> WHAT YOU HAVE TO DO
Leave out the images and repeat the listing below without a single change.

** start MATERIAL FOR THE TASK **

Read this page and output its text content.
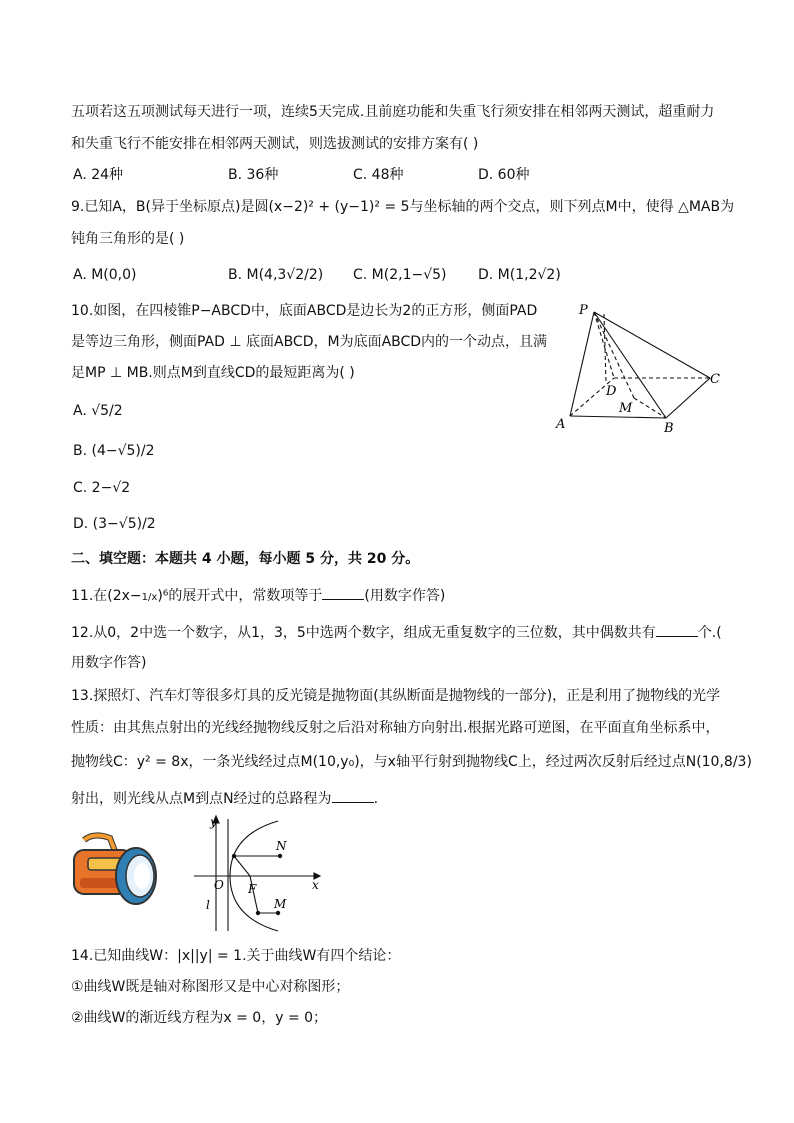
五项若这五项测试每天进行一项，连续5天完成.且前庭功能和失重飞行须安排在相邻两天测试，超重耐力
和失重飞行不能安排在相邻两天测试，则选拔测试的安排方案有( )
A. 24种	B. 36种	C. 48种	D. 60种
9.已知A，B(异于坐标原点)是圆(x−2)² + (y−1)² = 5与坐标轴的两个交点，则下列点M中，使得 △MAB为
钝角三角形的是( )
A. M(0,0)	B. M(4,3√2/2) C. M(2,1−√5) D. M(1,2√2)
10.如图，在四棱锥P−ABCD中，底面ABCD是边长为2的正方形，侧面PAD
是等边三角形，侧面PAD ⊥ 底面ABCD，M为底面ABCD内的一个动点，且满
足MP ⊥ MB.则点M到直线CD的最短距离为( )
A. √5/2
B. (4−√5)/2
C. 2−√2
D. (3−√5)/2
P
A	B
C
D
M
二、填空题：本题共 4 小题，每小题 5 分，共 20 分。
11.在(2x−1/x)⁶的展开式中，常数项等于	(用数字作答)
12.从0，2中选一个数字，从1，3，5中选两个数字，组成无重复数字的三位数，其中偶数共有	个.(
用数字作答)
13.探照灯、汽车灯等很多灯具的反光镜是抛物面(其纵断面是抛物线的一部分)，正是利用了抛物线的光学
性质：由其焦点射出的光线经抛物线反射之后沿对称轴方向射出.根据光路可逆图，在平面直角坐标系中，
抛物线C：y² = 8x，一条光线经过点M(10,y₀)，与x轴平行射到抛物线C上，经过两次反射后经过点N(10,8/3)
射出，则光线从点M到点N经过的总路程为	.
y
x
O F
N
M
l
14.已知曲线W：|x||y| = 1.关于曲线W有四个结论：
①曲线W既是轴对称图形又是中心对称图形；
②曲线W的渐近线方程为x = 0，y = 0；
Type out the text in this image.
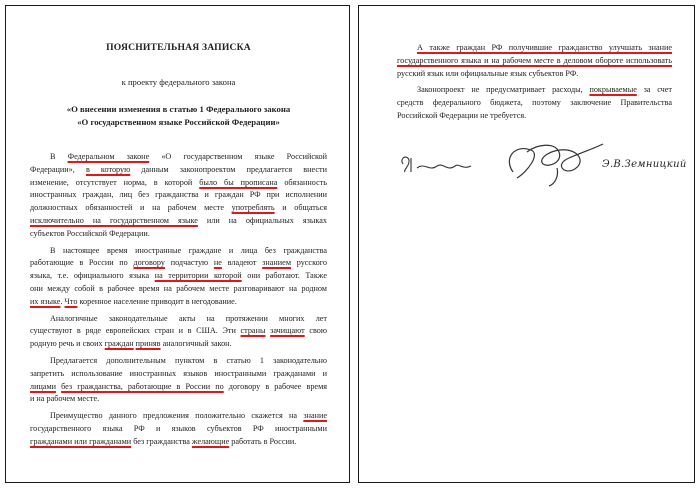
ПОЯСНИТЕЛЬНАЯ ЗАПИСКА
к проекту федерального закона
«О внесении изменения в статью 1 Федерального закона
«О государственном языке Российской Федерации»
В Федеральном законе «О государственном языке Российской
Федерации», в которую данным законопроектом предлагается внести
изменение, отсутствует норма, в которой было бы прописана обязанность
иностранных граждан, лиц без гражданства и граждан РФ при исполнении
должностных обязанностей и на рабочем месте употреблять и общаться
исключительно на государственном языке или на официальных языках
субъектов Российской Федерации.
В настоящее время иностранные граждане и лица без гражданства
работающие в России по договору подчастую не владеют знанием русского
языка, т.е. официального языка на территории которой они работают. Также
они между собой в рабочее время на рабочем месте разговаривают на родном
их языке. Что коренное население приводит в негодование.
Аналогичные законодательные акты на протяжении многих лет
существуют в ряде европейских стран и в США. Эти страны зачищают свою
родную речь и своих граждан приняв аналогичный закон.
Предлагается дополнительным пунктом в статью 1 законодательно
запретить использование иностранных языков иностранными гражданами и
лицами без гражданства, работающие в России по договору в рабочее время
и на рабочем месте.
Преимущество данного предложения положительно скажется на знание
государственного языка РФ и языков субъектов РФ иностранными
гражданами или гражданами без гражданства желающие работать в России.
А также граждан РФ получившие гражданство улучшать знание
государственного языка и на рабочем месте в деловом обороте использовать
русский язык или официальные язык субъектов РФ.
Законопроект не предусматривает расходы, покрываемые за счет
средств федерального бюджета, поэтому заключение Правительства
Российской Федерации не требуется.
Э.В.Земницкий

** end MATERIAL FOR THE TASK **

> REPLY TO THE TASK
Read this page and output its text content.
五项若这五项测试每天进行一项，连续5天完成.且前庭功能和失重飞行须安排在相邻两天测试，超重耐力
和失重飞行不能安排在相邻两天测试，则选拔测试的安排方案有( )
A. 24种	B. 36种	C. 48种	D. 60种
9.已知A，B(异于坐标原点)是圆(x−2)² + (y−1)² = 5与坐标轴的两个交点，则下列点M中，使得 △MAB为
钝角三角形的是( )
A. M(0,0)	B. M(4,3√2/2) C. M(2,1−√5) D. M(1,2√2)
10.如图，在四棱锥P−ABCD中，底面ABCD是边长为2的正方形，侧面PAD
是等边三角形，侧面PAD ⊥ 底面ABCD，M为底面ABCD内的一个动点，且满
足MP ⊥ MB.则点M到直线CD的最短距离为( )
A. √5/2
B. (4−√5)/2
C. 2−√2
D. (3−√5)/2
P
A	B
C
D
M
二、填空题：本题共 4 小题，每小题 5 分，共 20 分。
11.在(2x−1/x)⁶的展开式中，常数项等于	(用数字作答)
12.从0，2中选一个数字，从1，3，5中选两个数字，组成无重复数字的三位数，其中偶数共有	个.(
用数字作答)
13.探照灯、汽车灯等很多灯具的反光镜是抛物面(其纵断面是抛物线的一部分)，正是利用了抛物线的光学
性质：由其焦点射出的光线经抛物线反射之后沿对称轴方向射出.根据光路可逆图，在平面直角坐标系中，
抛物线C：y² = 8x，一条光线经过点M(10,y₀)，与x轴平行射到抛物线C上，经过两次反射后经过点N(10,8/3)
射出，则光线从点M到点N经过的总路程为	.
y
x
O F
N
M
l
14.已知曲线W：|x||y| = 1.关于曲线W有四个结论：
①曲线W既是轴对称图形又是中心对称图形；
②曲线W的渐近线方程为x = 0，y = 0；
Type out the text in this image.
ПОЯСНИТЕЛЬНАЯ ЗАПИСКА
к проекту федерального закона
«О внесении изменения в статью 1 Федерального закона
«О государственном языке Российской Федерации»
В Федеральном законе «О государственном языке Российской
Федерации», в которую данным законопроектом предлагается внести
изменение, отсутствует норма, в которой было бы прописана обязанность
иностранных граждан, лиц без гражданства и граждан РФ при исполнении
должностных обязанностей и на рабочем месте употреблять и общаться
исключительно на государственном языке или на официальных языках
субъектов Российской Федерации.
В настоящее время иностранные граждане и лица без гражданства
работающие в России по договору подчастую не владеют знанием русского
языка, т.е. официального языка на территории которой они работают. Также
они между собой в рабочее время на рабочем месте разговаривают на родном
их языке. Что коренное население приводит в негодование.
Аналогичные законодательные акты на протяжении многих лет
существуют в ряде европейских стран и в США. Эти страны зачищают свою
родную речь и своих граждан приняв аналогичный закон.
Предлагается дополнительным пунктом в статью 1 законодательно
запретить использование иностранных языков иностранными гражданами и
лицами без гражданства, работающие в России по договору в рабочее время
и на рабочем месте.
Преимущество данного предложения положительно скажется на знание
государственного языка РФ и языков субъектов РФ иностранными
гражданами или гражданами без гражданства желающие работать в России.
А также граждан РФ получившие гражданство улучшать знание
государственного языка и на рабочем месте в деловом обороте использовать
русский язык или официальные язык субъектов РФ.
Законопроект не предусматривает расходы, покрываемые за счет
средств федерального бюджета, поэтому заключение Правительства
Российской Федерации не требуется.
Э.В.Земницкий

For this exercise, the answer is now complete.